(Collection entries)
════════
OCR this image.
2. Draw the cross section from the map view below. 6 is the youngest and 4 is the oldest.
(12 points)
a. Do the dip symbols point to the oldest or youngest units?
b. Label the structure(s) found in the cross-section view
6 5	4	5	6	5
════════
Copy all lines above containing the string "view".

2. Draw the cross section from the map view below. 6 is the youngest and 4 is the oldest.
b. Label the structure(s) found in the cross-section view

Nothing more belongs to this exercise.